▶ [Stated exercise]: Provide a single number: the count of lines containing the string "View".

Figure dataset records:
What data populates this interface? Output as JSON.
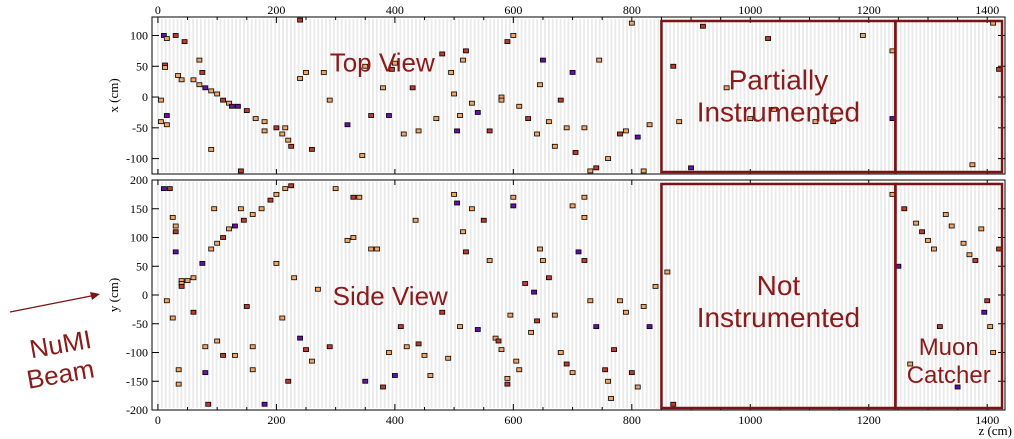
{
  "chart_data": {
    "type": "scatter",
    "title": "",
    "x_axis": {
      "label": "z (cm)",
      "range": [
        -10,
        1430
      ],
      "ticks": [
        0,
        200,
        400,
        600,
        800,
        1000,
        1200,
        1400
      ],
      "tick_labels": [
        "0",
        "200",
        "400",
        "600",
        "800",
        "1000",
        "1200",
        "1400"
      ]
    },
    "panels": [
      {
        "id": "top",
        "view_label": "Top View",
        "ylabel": "x (cm)",
        "ylim": [
          -125,
          130
        ],
        "yticks": [
          -100,
          -50,
          0,
          50,
          100
        ],
        "ytick_labels": [
          "-100",
          "-50",
          "0",
          "50",
          "100"
        ],
        "hits": [
          [
            10,
            100
          ],
          [
            12,
            52
          ],
          [
            12,
            48
          ],
          [
            15,
            95
          ],
          [
            30,
            100
          ],
          [
            34,
            35
          ],
          [
            40,
            28
          ],
          [
            45,
            90
          ],
          [
            60,
            28
          ],
          [
            70,
            20
          ],
          [
            80,
            15
          ],
          [
            90,
            10
          ],
          [
            100,
            5
          ],
          [
            110,
            -5
          ],
          [
            120,
            -10
          ],
          [
            135,
            -15
          ],
          [
            150,
            -22
          ],
          [
            165,
            -35
          ],
          [
            180,
            -40
          ],
          [
            200,
            -50
          ],
          [
            210,
            -60
          ],
          [
            220,
            -70
          ],
          [
            225,
            -80
          ],
          [
            5,
            -5
          ],
          [
            5,
            -40
          ],
          [
            15,
            -30
          ],
          [
            15,
            -45
          ],
          [
            70,
            60
          ],
          [
            75,
            40
          ],
          [
            90,
            -85
          ],
          [
            125,
            -15
          ],
          [
            140,
            -120
          ],
          [
            180,
            -55
          ],
          [
            215,
            -50
          ],
          [
            240,
            125
          ],
          [
            240,
            30
          ],
          [
            250,
            40
          ],
          [
            260,
            -85
          ],
          [
            280,
            40
          ],
          [
            290,
            -5
          ],
          [
            320,
            -45
          ],
          [
            345,
            -95
          ],
          [
            350,
            50
          ],
          [
            360,
            -30
          ],
          [
            380,
            15
          ],
          [
            390,
            -30
          ],
          [
            395,
            45
          ],
          [
            400,
            55
          ],
          [
            415,
            -60
          ],
          [
            430,
            15
          ],
          [
            440,
            -55
          ],
          [
            470,
            -35
          ],
          [
            480,
            70
          ],
          [
            495,
            40
          ],
          [
            500,
            5
          ],
          [
            505,
            -55
          ],
          [
            510,
            -30
          ],
          [
            515,
            60
          ],
          [
            520,
            75
          ],
          [
            530,
            -10
          ],
          [
            540,
            -25
          ],
          [
            560,
            -55
          ],
          [
            580,
            0
          ],
          [
            580,
            -5
          ],
          [
            590,
            90
          ],
          [
            600,
            100
          ],
          [
            610,
            -15
          ],
          [
            625,
            -35
          ],
          [
            640,
            -60
          ],
          [
            645,
            20
          ],
          [
            650,
            60
          ],
          [
            660,
            -40
          ],
          [
            670,
            -80
          ],
          [
            680,
            -5
          ],
          [
            690,
            -50
          ],
          [
            700,
            40
          ],
          [
            705,
            -90
          ],
          [
            720,
            -50
          ],
          [
            730,
            -120
          ],
          [
            740,
            -115
          ],
          [
            745,
            60
          ],
          [
            760,
            -100
          ],
          [
            780,
            -60
          ],
          [
            790,
            -55
          ],
          [
            800,
            120
          ],
          [
            810,
            -65
          ],
          [
            820,
            -120
          ],
          [
            830,
            -45
          ],
          [
            870,
            50
          ],
          [
            880,
            -40
          ],
          [
            900,
            -115
          ],
          [
            920,
            115
          ],
          [
            960,
            15
          ],
          [
            1000,
            -35
          ],
          [
            1030,
            95
          ],
          [
            1040,
            -20
          ],
          [
            1110,
            -40
          ],
          [
            1140,
            -40
          ],
          [
            1190,
            100
          ],
          [
            1240,
            75
          ],
          [
            1240,
            -35
          ],
          [
            1375,
            -110
          ],
          [
            1410,
            120
          ],
          [
            1420,
            45
          ]
        ]
      },
      {
        "id": "side",
        "view_label": "Side View",
        "ylabel": "y (cm)",
        "ylim": [
          -200,
          200
        ],
        "yticks": [
          -200,
          -150,
          -100,
          -50,
          0,
          50,
          100,
          150,
          200
        ],
        "ytick_labels": [
          "-200",
          "-150",
          "-100",
          "-50",
          "0",
          "50",
          "100",
          "150",
          "200"
        ],
        "hits": [
          [
            10,
            185
          ],
          [
            20,
            185
          ],
          [
            25,
            135
          ],
          [
            30,
            120
          ],
          [
            30,
            110
          ],
          [
            40,
            25
          ],
          [
            40,
            20
          ],
          [
            40,
            15
          ],
          [
            50,
            25
          ],
          [
            60,
            30
          ],
          [
            75,
            55
          ],
          [
            90,
            80
          ],
          [
            100,
            90
          ],
          [
            110,
            100
          ],
          [
            120,
            115
          ],
          [
            130,
            120
          ],
          [
            145,
            130
          ],
          [
            160,
            140
          ],
          [
            175,
            150
          ],
          [
            190,
            165
          ],
          [
            200,
            175
          ],
          [
            215,
            185
          ],
          [
            225,
            190
          ],
          [
            15,
            -10
          ],
          [
            25,
            -40
          ],
          [
            30,
            75
          ],
          [
            35,
            -130
          ],
          [
            35,
            -155
          ],
          [
            60,
            -30
          ],
          [
            80,
            -90
          ],
          [
            80,
            -135
          ],
          [
            85,
            -190
          ],
          [
            95,
            150
          ],
          [
            100,
            -80
          ],
          [
            110,
            -105
          ],
          [
            130,
            -105
          ],
          [
            140,
            150
          ],
          [
            150,
            -20
          ],
          [
            160,
            -90
          ],
          [
            160,
            -130
          ],
          [
            180,
            -190
          ],
          [
            200,
            55
          ],
          [
            210,
            -40
          ],
          [
            220,
            -150
          ],
          [
            230,
            30
          ],
          [
            240,
            -75
          ],
          [
            250,
            -95
          ],
          [
            260,
            -115
          ],
          [
            270,
            10
          ],
          [
            290,
            -90
          ],
          [
            300,
            185
          ],
          [
            320,
            95
          ],
          [
            330,
            170
          ],
          [
            330,
            100
          ],
          [
            340,
            170
          ],
          [
            350,
            -150
          ],
          [
            360,
            80
          ],
          [
            370,
            80
          ],
          [
            380,
            -160
          ],
          [
            390,
            -100
          ],
          [
            400,
            -140
          ],
          [
            410,
            -55
          ],
          [
            420,
            -90
          ],
          [
            435,
            130
          ],
          [
            440,
            -85
          ],
          [
            450,
            -105
          ],
          [
            460,
            -140
          ],
          [
            480,
            -30
          ],
          [
            490,
            -110
          ],
          [
            500,
            175
          ],
          [
            505,
            160
          ],
          [
            510,
            -55
          ],
          [
            515,
            110
          ],
          [
            520,
            75
          ],
          [
            530,
            150
          ],
          [
            540,
            -60
          ],
          [
            550,
            130
          ],
          [
            560,
            60
          ],
          [
            570,
            -75
          ],
          [
            575,
            -80
          ],
          [
            580,
            -95
          ],
          [
            590,
            -145
          ],
          [
            590,
            -155
          ],
          [
            595,
            -35
          ],
          [
            600,
            170
          ],
          [
            600,
            155
          ],
          [
            605,
            -115
          ],
          [
            610,
            -130
          ],
          [
            620,
            20
          ],
          [
            630,
            -65
          ],
          [
            635,
            5
          ],
          [
            640,
            -45
          ],
          [
            645,
            80
          ],
          [
            650,
            60
          ],
          [
            660,
            30
          ],
          [
            670,
            -35
          ],
          [
            680,
            -100
          ],
          [
            690,
            -120
          ],
          [
            700,
            -135
          ],
          [
            700,
            155
          ],
          [
            710,
            75
          ],
          [
            720,
            170
          ],
          [
            720,
            135
          ],
          [
            720,
            60
          ],
          [
            730,
            -10
          ],
          [
            740,
            -55
          ],
          [
            755,
            -130
          ],
          [
            760,
            -150
          ],
          [
            765,
            -180
          ],
          [
            770,
            -95
          ],
          [
            780,
            -10
          ],
          [
            790,
            -30
          ],
          [
            800,
            -135
          ],
          [
            810,
            -160
          ],
          [
            820,
            -20
          ],
          [
            830,
            -55
          ],
          [
            840,
            15
          ],
          [
            860,
            40
          ],
          [
            870,
            -190
          ],
          [
            1240,
            175
          ],
          [
            1250,
            50
          ],
          [
            1260,
            150
          ],
          [
            1270,
            -120
          ],
          [
            1280,
            125
          ],
          [
            1290,
            110
          ],
          [
            1300,
            95
          ],
          [
            1310,
            80
          ],
          [
            1320,
            -55
          ],
          [
            1330,
            140
          ],
          [
            1340,
            120
          ],
          [
            1350,
            -160
          ],
          [
            1360,
            90
          ],
          [
            1370,
            70
          ],
          [
            1380,
            60
          ],
          [
            1390,
            115
          ],
          [
            1395,
            -30
          ],
          [
            1400,
            -10
          ],
          [
            1405,
            -55
          ],
          [
            1410,
            -100
          ],
          [
            1420,
            80
          ]
        ]
      }
    ],
    "regions": [
      {
        "label_lines": [
          "Partially",
          "Instrumented"
        ],
        "panel": "top",
        "z_range": [
          850,
          1245
        ]
      },
      {
        "label_lines": [
          "Not",
          "Instrumented"
        ],
        "panel": "side",
        "z_range": [
          850,
          1245
        ]
      },
      {
        "label_lines": [],
        "panel": "top",
        "z_range": [
          1245,
          1425
        ]
      },
      {
        "label_lines": [
          "Muon",
          "Catcher"
        ],
        "panel": "side",
        "z_range": [
          1245,
          1425
        ]
      }
    ],
    "annotations": {
      "beam_label_lines": [
        "NuMI",
        "Beam"
      ]
    },
    "colors": {
      "region_outline": "#7a1414",
      "overlay_text": "#8b1a1a",
      "hit_low": "#f4a460",
      "hit_mid": "#c0392b",
      "hit_high": "#6a0dad"
    }
  }
}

▶ [Solved problem]: 2